SET TASK: Faithfully return all lines, omitting every embedded picture.

[Figure data in JSON]
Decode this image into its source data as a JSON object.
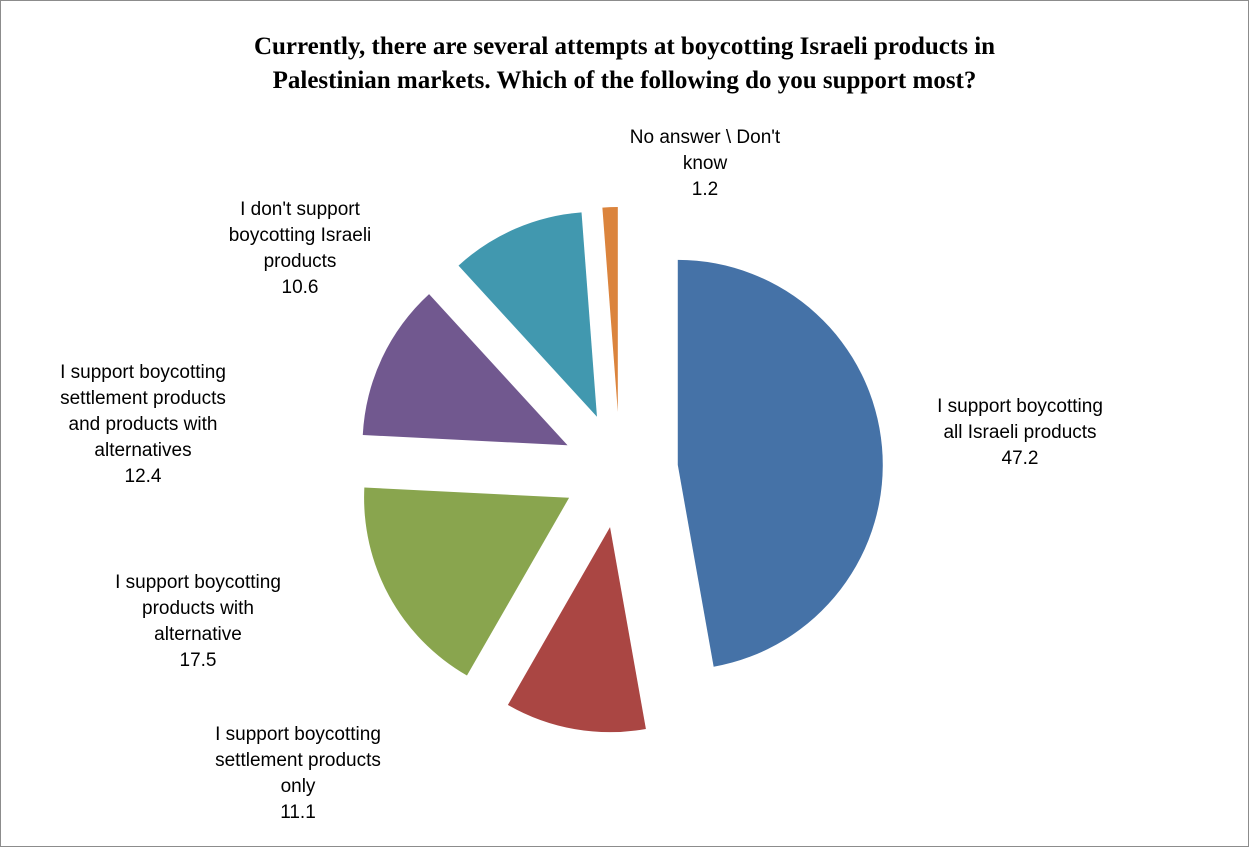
{
  "chart_data": {
    "type": "pie",
    "title_lines": [
      "Currently, there are several attempts at boycotting Israeli products in",
      "Palestinian markets. Which of the following do you support most?"
    ],
    "slices": [
      {
        "label_lines": [
          "I support boycotting",
          "all Israeli products"
        ],
        "value": 47.2,
        "value_text": "47.2",
        "color": "#4572A7"
      },
      {
        "label_lines": [
          "I support boycotting",
          "settlement products",
          "only"
        ],
        "value": 11.1,
        "value_text": "11.1",
        "color": "#AA4643"
      },
      {
        "label_lines": [
          "I support boycotting",
          "products with",
          "alternative"
        ],
        "value": 17.5,
        "value_text": "17.5",
        "color": "#89A54E"
      },
      {
        "label_lines": [
          "I support boycotting",
          "settlement products",
          "and products with",
          "alternatives"
        ],
        "value": 12.4,
        "value_text": "12.4",
        "color": "#71588F"
      },
      {
        "label_lines": [
          "I don't support",
          "boycotting Israeli",
          "products"
        ],
        "value": 10.6,
        "value_text": "10.6",
        "color": "#4198AF"
      },
      {
        "label_lines": [
          "No answer \\ Don't",
          "know"
        ],
        "value": 1.2,
        "value_text": "1.2",
        "color": "#DB843D"
      }
    ]
  }
}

THE OUTPUT:
Decode this image into its source data as a JSON object.
{
  "chart_data": {
    "type": "pie",
    "title_lines": [
      "Currently, there are several attempts at boycotting Israeli products in",
      "Palestinian markets. Which of the following do you support most?"
    ],
    "slices": [
      {
        "label_lines": [
          "I support boycotting",
          "all Israeli products"
        ],
        "value": 47.2,
        "value_text": "47.2",
        "color": "#4572A7"
      },
      {
        "label_lines": [
          "I support boycotting",
          "settlement products",
          "only"
        ],
        "value": 11.1,
        "value_text": "11.1",
        "color": "#AA4643"
      },
      {
        "label_lines": [
          "I support boycotting",
          "products with",
          "alternative"
        ],
        "value": 17.5,
        "value_text": "17.5",
        "color": "#89A54E"
      },
      {
        "label_lines": [
          "I support boycotting",
          "settlement products",
          "and products with",
          "alternatives"
        ],
        "value": 12.4,
        "value_text": "12.4",
        "color": "#71588F"
      },
      {
        "label_lines": [
          "I don't support",
          "boycotting Israeli",
          "products"
        ],
        "value": 10.6,
        "value_text": "10.6",
        "color": "#4198AF"
      },
      {
        "label_lines": [
          "No answer \\ Don't",
          "know"
        ],
        "value": 1.2,
        "value_text": "1.2",
        "color": "#DB843D"
      }
    ]
  }
}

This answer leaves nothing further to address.